** TEXT PASSAGE **

○ ○ ○

What’s more, para 6 then states that, “On 28.08.2019, the Election Commission announced by-poll for 93 – Pala Assembly Constituency to fill the vacancy caused by the death of Sri. K.M. Mani. The petitioner, according to the Election Commission, informed that the party would not contest the by-election. The 2nd respondent, however, stated that a Sub Committee formed by the Steering Committee of the Party decided to field Sri. Jose Tom Pullikkunnel, in the election. The Returning Officer rejected his nomination paper as candidate of KC(M), on the ground that Form-A and Form-B of nomination paper did not contain signature of the Chief Executive Officer of the Party. The candidate thereupon contested as independent candidate and eventually lost the election. The 2nd respondent thereupon approached the Election Commission stating that rival factions had emerged in KC(M) and the faction led by him should be declared as KC(M).”

○ ○ ○

** RECORDED DATA **
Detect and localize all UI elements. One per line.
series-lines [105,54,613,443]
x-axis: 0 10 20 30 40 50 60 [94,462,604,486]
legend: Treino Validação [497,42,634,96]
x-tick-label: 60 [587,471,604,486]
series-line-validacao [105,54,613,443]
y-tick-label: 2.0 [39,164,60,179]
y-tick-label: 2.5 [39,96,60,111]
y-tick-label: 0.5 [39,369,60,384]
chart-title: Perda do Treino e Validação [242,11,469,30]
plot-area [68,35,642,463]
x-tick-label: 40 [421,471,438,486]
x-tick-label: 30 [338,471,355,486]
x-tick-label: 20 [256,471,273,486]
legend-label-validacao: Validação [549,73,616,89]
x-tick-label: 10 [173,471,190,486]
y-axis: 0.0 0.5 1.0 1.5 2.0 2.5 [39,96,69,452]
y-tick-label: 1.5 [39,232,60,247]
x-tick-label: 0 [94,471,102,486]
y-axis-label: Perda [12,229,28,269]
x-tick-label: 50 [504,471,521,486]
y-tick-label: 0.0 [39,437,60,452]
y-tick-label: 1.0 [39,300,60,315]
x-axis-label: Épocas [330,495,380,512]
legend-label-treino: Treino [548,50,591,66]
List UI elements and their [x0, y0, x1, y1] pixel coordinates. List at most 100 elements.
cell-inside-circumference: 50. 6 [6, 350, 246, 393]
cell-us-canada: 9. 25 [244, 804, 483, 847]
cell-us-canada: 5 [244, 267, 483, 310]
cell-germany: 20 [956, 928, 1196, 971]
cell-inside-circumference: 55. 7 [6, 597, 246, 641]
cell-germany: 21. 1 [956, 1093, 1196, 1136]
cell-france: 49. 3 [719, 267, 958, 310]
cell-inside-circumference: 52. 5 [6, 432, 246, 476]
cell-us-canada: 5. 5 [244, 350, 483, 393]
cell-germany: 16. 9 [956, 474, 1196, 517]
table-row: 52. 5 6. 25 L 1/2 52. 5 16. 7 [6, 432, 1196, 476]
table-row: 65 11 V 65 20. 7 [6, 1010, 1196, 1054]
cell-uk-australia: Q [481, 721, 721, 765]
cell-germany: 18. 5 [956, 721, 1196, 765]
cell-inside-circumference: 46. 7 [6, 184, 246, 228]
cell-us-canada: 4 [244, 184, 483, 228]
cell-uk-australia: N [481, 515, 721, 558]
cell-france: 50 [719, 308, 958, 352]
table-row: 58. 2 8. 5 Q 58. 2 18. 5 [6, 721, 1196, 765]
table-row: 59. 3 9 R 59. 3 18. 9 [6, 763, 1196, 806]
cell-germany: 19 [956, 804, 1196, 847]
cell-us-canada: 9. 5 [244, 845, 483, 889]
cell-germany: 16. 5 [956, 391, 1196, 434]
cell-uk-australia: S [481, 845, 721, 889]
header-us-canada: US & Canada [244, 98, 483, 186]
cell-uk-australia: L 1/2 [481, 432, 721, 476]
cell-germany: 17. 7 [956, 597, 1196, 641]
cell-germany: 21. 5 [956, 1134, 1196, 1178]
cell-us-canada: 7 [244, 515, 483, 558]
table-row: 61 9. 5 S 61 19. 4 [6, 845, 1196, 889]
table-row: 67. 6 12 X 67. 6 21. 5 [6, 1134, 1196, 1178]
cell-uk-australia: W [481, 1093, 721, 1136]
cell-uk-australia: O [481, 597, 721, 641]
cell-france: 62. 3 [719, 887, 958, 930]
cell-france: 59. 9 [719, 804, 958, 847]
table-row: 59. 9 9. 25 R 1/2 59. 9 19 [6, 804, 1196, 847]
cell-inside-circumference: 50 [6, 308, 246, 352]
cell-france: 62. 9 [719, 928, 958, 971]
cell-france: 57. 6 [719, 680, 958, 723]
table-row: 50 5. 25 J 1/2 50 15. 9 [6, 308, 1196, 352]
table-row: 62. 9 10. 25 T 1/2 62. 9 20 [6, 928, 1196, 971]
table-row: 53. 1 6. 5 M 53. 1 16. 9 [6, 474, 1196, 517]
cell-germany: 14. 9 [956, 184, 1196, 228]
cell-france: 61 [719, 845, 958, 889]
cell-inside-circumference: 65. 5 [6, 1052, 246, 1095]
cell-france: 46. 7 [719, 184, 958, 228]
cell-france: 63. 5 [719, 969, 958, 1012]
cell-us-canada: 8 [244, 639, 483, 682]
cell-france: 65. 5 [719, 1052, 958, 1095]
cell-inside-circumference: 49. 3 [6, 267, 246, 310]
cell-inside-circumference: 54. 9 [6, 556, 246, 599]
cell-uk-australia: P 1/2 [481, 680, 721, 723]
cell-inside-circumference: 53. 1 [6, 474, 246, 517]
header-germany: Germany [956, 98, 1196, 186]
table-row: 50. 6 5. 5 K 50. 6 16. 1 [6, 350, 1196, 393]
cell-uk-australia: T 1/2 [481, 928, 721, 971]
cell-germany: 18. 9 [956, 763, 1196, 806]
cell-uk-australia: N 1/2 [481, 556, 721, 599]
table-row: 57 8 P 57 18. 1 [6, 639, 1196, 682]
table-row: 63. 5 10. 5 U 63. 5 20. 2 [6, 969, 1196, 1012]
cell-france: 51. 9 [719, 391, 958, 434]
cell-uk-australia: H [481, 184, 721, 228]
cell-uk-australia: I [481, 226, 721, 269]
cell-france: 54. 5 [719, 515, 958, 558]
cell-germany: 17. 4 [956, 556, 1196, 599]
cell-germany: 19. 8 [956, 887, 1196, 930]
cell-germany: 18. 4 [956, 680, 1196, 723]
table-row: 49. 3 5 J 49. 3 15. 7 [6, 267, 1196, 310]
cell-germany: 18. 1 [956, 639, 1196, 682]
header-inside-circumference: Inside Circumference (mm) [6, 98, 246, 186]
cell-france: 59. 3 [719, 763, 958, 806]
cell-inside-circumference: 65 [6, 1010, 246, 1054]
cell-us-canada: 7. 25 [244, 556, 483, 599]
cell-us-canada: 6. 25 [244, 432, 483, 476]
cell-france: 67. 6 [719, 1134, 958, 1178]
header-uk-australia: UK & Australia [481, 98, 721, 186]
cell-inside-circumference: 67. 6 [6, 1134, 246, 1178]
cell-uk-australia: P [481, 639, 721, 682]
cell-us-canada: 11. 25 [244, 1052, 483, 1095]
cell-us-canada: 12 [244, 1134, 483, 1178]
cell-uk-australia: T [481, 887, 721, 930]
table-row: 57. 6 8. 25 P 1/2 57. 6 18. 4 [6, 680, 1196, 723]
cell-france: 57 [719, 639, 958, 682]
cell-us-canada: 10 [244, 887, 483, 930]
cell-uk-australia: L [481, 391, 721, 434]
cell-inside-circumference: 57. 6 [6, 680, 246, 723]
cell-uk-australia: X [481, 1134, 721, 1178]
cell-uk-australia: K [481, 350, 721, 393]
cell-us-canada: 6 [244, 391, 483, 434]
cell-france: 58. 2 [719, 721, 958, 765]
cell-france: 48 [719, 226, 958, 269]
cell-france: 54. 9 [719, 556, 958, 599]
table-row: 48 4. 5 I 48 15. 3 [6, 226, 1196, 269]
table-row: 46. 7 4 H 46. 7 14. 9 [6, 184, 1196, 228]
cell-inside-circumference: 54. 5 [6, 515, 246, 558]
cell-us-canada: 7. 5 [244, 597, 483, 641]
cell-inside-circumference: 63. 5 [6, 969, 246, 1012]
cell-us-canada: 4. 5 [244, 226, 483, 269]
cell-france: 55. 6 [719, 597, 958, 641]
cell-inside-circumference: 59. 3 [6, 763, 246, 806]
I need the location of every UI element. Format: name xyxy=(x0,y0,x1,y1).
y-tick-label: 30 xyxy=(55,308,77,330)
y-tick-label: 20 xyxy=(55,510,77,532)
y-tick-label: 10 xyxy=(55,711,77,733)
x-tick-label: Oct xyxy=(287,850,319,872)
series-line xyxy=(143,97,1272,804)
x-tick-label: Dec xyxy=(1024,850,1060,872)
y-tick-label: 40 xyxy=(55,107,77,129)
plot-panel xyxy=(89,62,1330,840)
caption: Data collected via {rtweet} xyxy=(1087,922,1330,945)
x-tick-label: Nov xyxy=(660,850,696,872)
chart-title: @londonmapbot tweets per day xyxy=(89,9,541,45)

○ ○ ○

** WHAT THE EXERCISE ASKS **
From the Pala by-election passage, answer each question:
(a) On what date did the Election Commission announce the by-poll for 93 – Pala Assembly Constituency?
(b) Whom did the Sub Committee formed by the Steering Committee of the Party decide to field in the election?
(c) On what ground did the Returning Officer reject the nomination paper?

** PROBLEM SOLUTION **
(a) 28.08.2019.
(b) Sri. Jose Tom Pullikkunnel.
(c) Form-A and Form-B of the nomination paper did not contain the signature of the Chief Executive Officer of the Party.